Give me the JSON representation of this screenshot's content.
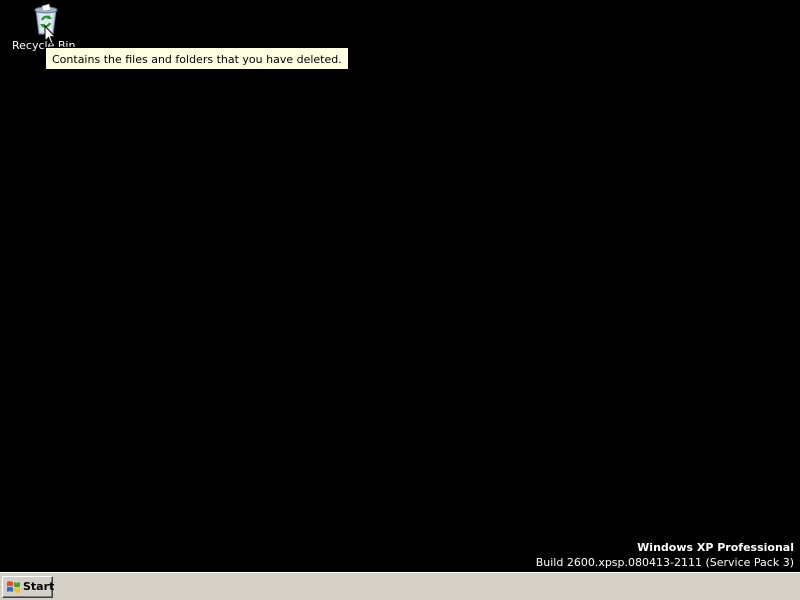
{
  "desktop": {
    "background_color": "#000000",
    "icons": [
      {
        "label": "Recycle Bin",
        "icon": "recycle-bin-icon"
      }
    ],
    "tooltip": {
      "text": "Contains the files and folders that you have deleted."
    }
  },
  "version_info": {
    "edition": "Windows XP Professional",
    "build": "Build 2600.xpsp.080413-2111 (Service Pack 3)"
  },
  "taskbar": {
    "start_label": "Start",
    "start_icon": "windows-flag-icon",
    "background_color": "#d4d0c8"
  }
}
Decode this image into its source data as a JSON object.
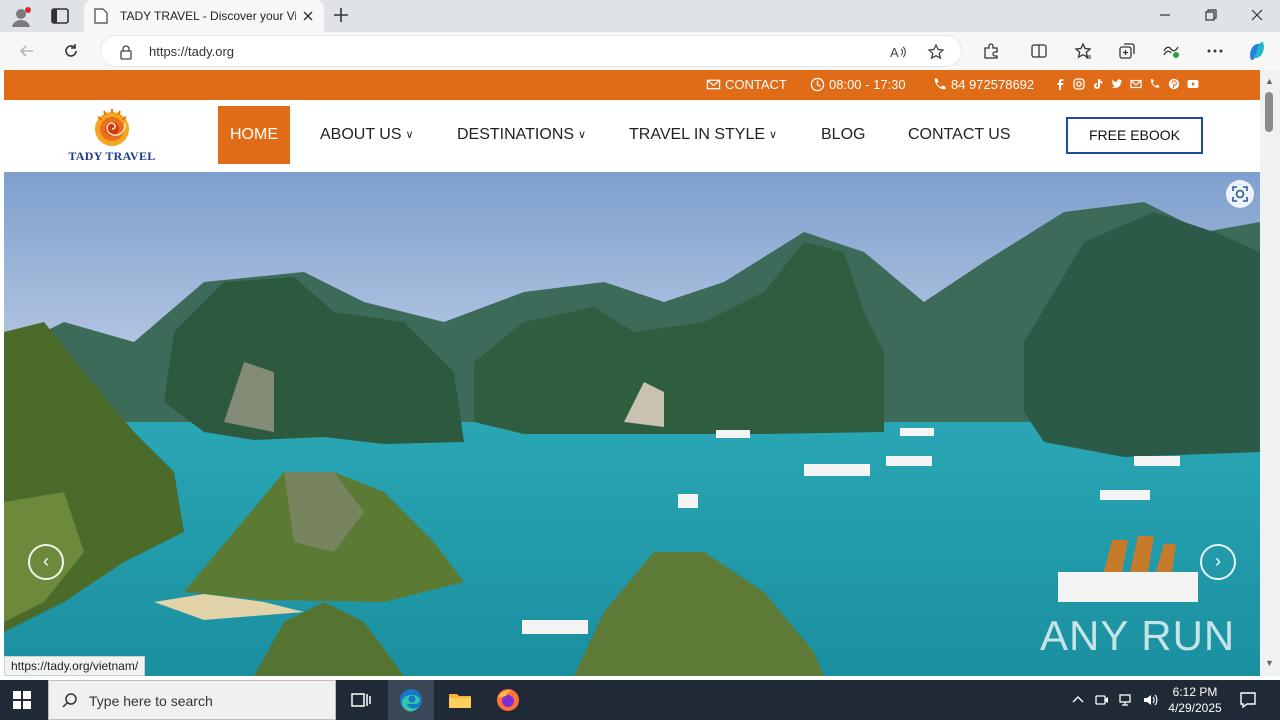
{
  "browser": {
    "tab_title": "TADY TRAVEL - Discover your Vie",
    "url": "https://tady.org",
    "status_url": "https://tady.org/vietnam/"
  },
  "site": {
    "topbar": {
      "contact": "CONTACT",
      "hours": "08:00 - 17:30",
      "phone": "84 972578692"
    },
    "logo_text": "TADY TRAVEL",
    "nav": {
      "home": "HOME",
      "about": "ABOUT US",
      "destinations": "DESTINATIONS",
      "travel_in_style": "TRAVEL IN STYLE",
      "blog": "BLOG",
      "contact": "CONTACT US"
    },
    "free_ebook": "FREE EBOOK",
    "watermark": "ANY RUN"
  },
  "taskbar": {
    "search_placeholder": "Type here to search",
    "time": "6:12 PM",
    "date": "4/29/2025"
  },
  "colors": {
    "brand_orange": "#e06c17",
    "ebook_border": "#1e4aa0",
    "taskbar": "#1f2a36"
  }
}
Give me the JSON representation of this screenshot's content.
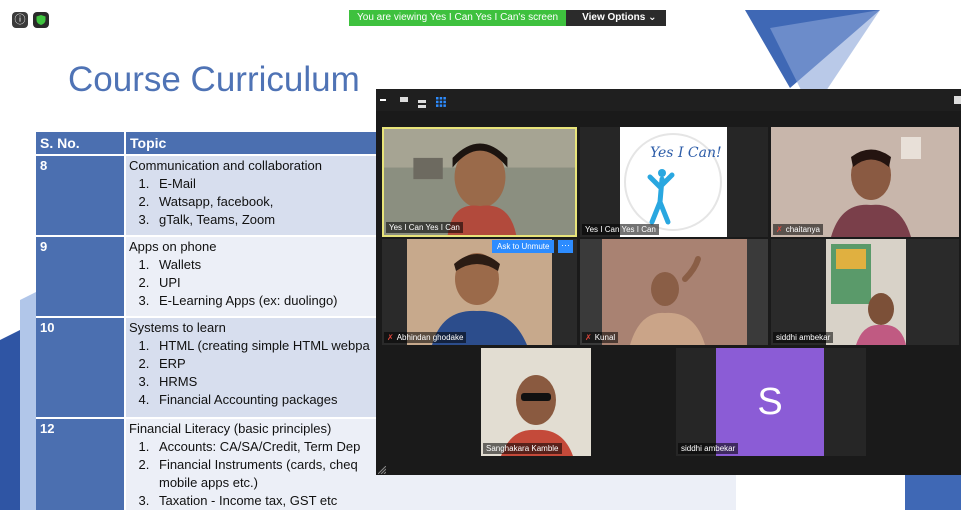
{
  "banner": {
    "text": "You are viewing Yes I Can Yes I Can's screen",
    "view_options": "View Options ⌄"
  },
  "top_icons": {
    "info": "ⓘ",
    "shield": "✔"
  },
  "slide": {
    "title": "Course Curriculum",
    "headers": {
      "sno": "S. No.",
      "topic": "Topic"
    },
    "rows": [
      {
        "no": "8",
        "title": "Communication and collaboration",
        "items": [
          "E-Mail",
          "Watsapp, facebook,",
          "gTalk, Teams, Zoom"
        ]
      },
      {
        "no": "9",
        "title": "Apps on phone",
        "items": [
          "Wallets",
          "UPI",
          "E-Learning Apps (ex: duolingo)"
        ]
      },
      {
        "no": "10",
        "title": "Systems to learn",
        "items": [
          "HTML (creating simple HTML webpa",
          "ERP",
          "HRMS",
          "Financial Accounting packages"
        ]
      },
      {
        "no": "12",
        "title": "Financial Literacy (basic principles)",
        "items": [
          "Accounts: CA/SA/Credit, Term Dep",
          "Financial Instruments (cards, cheq",
          "mobile apps etc.)",
          "Taxation - Income tax, GST etc"
        ]
      }
    ]
  },
  "meeting": {
    "participants": [
      {
        "name": "Yes I Can Yes I Can",
        "muted": false
      },
      {
        "name": "Yes I Can Yes I Can",
        "muted": false,
        "logo_text": "Yes I Can!"
      },
      {
        "name": "chaitanya",
        "muted": true
      },
      {
        "name": "Abhindan   ghodake",
        "muted": true
      },
      {
        "name": "Kunal",
        "muted": true
      },
      {
        "name": "siddhi ambekar",
        "muted": false
      },
      {
        "name": "Sanghakara Kamble",
        "muted": false
      },
      {
        "name": "siddhi ambekar",
        "muted": false,
        "avatar_letter": "S"
      }
    ],
    "ask_to_unmute": "Ask to Unmute",
    "more": "···"
  },
  "colors": {
    "accent": "#4b6fb0",
    "zoom_blue": "#2d8cff",
    "speaker_border": "#e8e47a",
    "avatar": "#8b5cd6",
    "banner": "#3ec13e"
  }
}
-*-
#### [PROBLEM TO SOLVE]
Where a line holds "TRAVEL", copy it out.

#### [CORRECT RESPONSE]
    "tab_title": "TADY TRAVEL - Discover your Vie",
    "logo_text": "TADY TRAVEL",
      "travel_in_style": "TRAVEL IN STYLE",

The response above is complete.